→ DOCUMENT TEXT
Fractography of shaft fatigue failure showing beach marks and initiation site on the fracture surface
Figure 3 — Fractographic evidence on a failed shaft: beach marks radiating from a surface-located initiation site (upper left) with the rough final overload zone at the opposite quadrant, typical of rotating bending fatigue under low applied stress.

Crack Initiation in Shafts

Fatigue cracks in shafts almost always initiate at the surface, because that is where bending stresses are highest (in bending-dominated loading) and where stress concentrations are located. The most common initiation sites include:

  • Sharp fillet radii at diameter changes or shoulders
  • Keyway corners — the intersection of the keyway end with the shaft surface is a severe stress concentrator
  • Thread roots — particularly coarse threads and those with sharp root profile
  • Press-fit bore edges — fretting wear and fretting fatigue at interference fits
  • Machining marks and grinding burns — residual tensile stress and microstructural damage from grinding
  • Corrosion pits — acting as geometric notches in corrosive environments
  • Non-metallic inclusions at or near the surface — particularly in less-refined steels

Fatigue Crack Propagation and Beach Marks

Once initiated, a fatigue crack grows incrementally with each loading cycle. During stable Stage II propagation, the crack front advances by a mechanism of crack tip blunting (on loading) and resharpening (on unloading), leaving behind a pair of matched features on the mating fracture surfaces: striations. Each striation represents one fatigue cycle. Striation spacing increases as the crack grows, because the stress intensity at the crack tip increases with crack size, which in turn increases the crack extension per cycle.

Data drawn from a collection
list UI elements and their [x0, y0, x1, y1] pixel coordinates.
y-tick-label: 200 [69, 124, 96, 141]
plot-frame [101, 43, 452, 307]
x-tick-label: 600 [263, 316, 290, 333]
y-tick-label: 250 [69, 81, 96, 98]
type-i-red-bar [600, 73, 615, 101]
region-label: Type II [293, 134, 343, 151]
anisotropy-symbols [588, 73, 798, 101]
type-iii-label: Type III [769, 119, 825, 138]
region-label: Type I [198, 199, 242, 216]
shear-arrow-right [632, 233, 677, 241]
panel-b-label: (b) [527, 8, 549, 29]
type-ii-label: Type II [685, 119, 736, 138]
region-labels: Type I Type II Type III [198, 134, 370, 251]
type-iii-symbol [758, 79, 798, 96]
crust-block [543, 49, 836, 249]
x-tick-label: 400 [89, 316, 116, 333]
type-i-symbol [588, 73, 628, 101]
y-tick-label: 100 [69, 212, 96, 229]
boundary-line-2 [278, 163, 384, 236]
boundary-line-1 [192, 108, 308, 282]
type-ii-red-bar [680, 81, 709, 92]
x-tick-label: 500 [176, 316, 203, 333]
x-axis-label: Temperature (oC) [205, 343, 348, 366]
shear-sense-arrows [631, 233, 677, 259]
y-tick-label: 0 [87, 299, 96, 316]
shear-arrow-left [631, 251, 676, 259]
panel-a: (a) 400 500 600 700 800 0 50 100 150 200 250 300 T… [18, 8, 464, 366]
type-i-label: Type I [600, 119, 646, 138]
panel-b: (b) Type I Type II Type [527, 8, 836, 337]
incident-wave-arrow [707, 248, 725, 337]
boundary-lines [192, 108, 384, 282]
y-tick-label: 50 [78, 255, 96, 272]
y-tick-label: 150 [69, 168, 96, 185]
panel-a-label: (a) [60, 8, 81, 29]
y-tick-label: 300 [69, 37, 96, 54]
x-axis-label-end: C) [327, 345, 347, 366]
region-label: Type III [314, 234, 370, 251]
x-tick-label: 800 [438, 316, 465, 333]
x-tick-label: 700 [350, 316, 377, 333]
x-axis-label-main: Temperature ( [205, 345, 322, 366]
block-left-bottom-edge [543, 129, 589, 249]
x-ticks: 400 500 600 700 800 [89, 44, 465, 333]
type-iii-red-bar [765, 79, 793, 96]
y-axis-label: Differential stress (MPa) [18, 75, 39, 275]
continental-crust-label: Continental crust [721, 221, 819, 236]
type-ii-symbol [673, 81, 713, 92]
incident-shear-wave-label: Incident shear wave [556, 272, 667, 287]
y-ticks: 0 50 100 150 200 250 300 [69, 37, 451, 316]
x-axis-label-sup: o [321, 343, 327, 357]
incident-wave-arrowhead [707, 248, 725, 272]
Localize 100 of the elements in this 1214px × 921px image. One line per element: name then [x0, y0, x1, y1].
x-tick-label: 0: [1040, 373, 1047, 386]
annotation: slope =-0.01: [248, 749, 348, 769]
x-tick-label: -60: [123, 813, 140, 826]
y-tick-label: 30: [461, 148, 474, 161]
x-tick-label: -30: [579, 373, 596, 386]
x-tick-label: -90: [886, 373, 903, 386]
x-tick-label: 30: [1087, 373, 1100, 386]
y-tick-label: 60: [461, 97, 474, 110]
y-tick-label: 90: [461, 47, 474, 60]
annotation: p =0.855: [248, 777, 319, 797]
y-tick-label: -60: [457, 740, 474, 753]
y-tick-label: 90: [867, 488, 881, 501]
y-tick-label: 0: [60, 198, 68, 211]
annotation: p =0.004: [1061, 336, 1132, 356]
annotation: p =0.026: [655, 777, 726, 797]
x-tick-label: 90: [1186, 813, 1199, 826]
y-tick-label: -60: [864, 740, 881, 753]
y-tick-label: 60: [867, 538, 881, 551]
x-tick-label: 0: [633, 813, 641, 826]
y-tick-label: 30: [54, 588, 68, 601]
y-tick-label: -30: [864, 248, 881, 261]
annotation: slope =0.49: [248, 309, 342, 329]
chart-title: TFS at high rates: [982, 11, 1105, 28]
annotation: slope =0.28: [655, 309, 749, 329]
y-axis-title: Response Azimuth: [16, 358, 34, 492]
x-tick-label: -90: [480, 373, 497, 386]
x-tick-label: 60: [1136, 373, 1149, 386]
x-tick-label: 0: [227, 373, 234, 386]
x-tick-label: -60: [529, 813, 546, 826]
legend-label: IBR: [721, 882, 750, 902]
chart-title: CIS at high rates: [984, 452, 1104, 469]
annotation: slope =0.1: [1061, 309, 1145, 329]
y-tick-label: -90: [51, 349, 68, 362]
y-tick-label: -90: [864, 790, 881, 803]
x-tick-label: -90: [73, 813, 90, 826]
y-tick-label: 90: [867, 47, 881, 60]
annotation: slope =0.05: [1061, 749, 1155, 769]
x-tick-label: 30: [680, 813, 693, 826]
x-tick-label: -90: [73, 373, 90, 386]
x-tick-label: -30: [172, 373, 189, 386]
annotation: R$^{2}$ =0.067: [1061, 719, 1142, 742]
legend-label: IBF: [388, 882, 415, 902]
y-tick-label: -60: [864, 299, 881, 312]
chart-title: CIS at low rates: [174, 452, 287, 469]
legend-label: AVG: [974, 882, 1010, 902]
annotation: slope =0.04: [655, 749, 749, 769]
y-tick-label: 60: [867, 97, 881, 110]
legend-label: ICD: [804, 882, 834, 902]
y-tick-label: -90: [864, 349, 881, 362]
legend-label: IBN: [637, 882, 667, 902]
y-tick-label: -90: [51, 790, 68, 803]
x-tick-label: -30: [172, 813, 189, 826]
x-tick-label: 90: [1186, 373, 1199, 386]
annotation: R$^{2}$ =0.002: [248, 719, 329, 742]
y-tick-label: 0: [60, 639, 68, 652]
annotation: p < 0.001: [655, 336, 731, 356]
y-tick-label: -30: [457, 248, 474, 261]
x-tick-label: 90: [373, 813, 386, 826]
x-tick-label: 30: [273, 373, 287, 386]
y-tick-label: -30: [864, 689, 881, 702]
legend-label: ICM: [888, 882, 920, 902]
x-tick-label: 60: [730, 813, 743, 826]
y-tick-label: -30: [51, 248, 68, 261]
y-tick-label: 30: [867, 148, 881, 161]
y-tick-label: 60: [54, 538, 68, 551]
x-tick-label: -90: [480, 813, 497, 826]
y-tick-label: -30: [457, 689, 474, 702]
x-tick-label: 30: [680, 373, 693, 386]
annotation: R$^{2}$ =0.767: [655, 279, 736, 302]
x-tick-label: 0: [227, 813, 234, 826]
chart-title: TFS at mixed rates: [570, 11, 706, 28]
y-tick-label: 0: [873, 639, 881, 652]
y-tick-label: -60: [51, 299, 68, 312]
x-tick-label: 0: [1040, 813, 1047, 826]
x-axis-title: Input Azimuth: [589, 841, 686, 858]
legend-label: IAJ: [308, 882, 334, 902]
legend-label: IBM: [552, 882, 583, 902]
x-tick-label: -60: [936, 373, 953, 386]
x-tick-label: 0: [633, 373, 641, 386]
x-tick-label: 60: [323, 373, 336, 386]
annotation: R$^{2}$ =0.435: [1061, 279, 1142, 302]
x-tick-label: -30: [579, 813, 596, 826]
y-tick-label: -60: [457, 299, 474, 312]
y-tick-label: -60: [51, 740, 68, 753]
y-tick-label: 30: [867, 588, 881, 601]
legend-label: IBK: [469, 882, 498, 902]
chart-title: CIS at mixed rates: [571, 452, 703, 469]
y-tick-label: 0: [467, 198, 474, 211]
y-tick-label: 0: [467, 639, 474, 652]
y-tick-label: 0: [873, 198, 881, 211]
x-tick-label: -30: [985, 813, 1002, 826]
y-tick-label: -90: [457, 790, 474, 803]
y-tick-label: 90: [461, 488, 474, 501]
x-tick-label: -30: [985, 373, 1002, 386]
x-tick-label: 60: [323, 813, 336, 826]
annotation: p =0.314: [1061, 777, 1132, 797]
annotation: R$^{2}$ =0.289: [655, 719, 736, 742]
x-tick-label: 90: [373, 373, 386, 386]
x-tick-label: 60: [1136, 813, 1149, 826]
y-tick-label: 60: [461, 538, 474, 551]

→ OBJECTIVES
1. In the text on shaft fatigue, what does each striation represent?
2. Extend the text on shaft fatigue past its final sentence.

→ ANSWERS TO THE TASKS
1. Each striation represents one fatigue cycle.

2.
At low magnification (stereo microscope or naked eye), the periodic arrest of the crack front during variations in loading amplitude creates beach marks (also called clamshell marks or arrest marks). These are visible as curved bands concentric with the initiation site. In rotating bending fatigue at low stress amplitude, a single initiation site produces a series of beach marks that form a semicircular or arc-shaped pattern expanding from the surface. Multiple initiation sites (indicating high applied stress or severe surface damage) produce overlapping, irregular beach mark patterns that meet in the overload zone.

Paris Law — Fatigue Crack Growth Rate (FCGR): da/dN = C × (ΔK)m Where: da/dN = crack extension per cycle (m/cycle) ΔK = stress intensity factor range (MPa·m0.5) ΔK = Y × Δσ × √(πa) C, m = material constants (from FCGR test, e.g. ASTM E647) a = current crack size (m) Y = geometry factor (dimensionless) Relationship of striation spacing to ΔK (approximate): Striation spacing ≈ da/dN (measured by SEM) This allows fatigue crack growth rate to be measured directly from SEM images. Final overload occurs when: K_max ≥ K_Ic (fracture toughness of material)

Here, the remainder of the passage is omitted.